◆ DESCRIPTION OF THE TASK
Find every line in the records below that contains the word "PLANE", and copy each such line.

◆ EXERCISE INPUT
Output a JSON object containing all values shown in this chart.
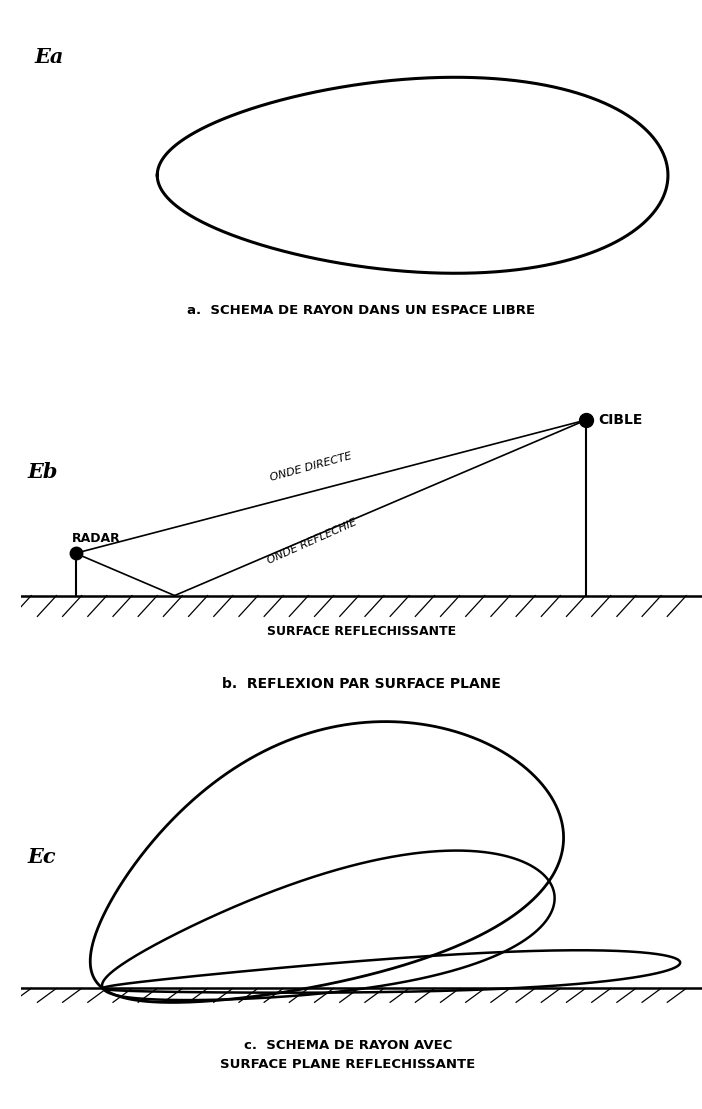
{
  "bg_color": "#ffffff",
  "line_color": "#000000",
  "label_a": "Ea",
  "label_b": "Eb",
  "label_c": "Ec",
  "caption_a": "a.  SCHEMA DE RAYON DANS UN ESPACE LIBRE",
  "caption_b": "b.  REFLEXION PAR SURFACE PLANE",
  "caption_c_line1": "c.  SCHEMA DE RAYON AVEC",
  "caption_c_line2": "SURFACE PLANE REFLECHISSANTE",
  "radar_label": "RADAR",
  "cible_label": "CIBLE",
  "onde_directe": "ONDE DIRECTE",
  "onde_reflechie": "ONDE REFLECHIE",
  "surface_label": "SURFACE REFLECHISSANTE",
  "panel_a_ylim": [
    -1.2,
    2.0
  ],
  "panel_b_ylim": [
    -1.2,
    4.0
  ],
  "panel_c_ylim": [
    -1.5,
    7.0
  ]
}
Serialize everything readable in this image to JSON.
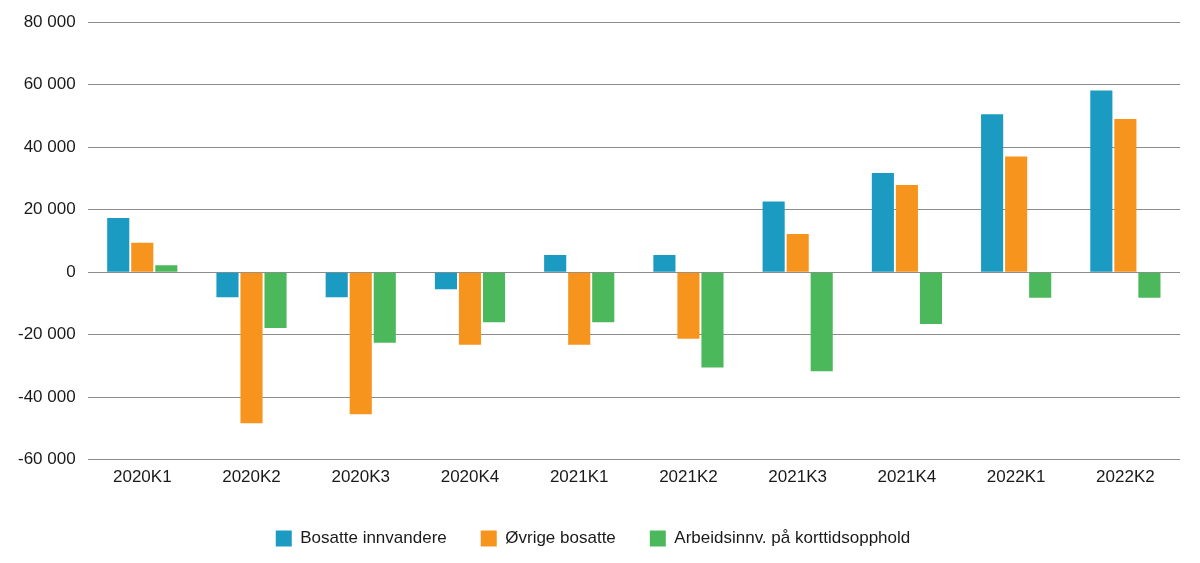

◆ ANSWER TO THE PROBLEM
  "caption_b": "b.  REFLEXION PAR SURFACE PLANE",
  "caption_c_line2": "SURFACE PLANE REFLECHISSANTE",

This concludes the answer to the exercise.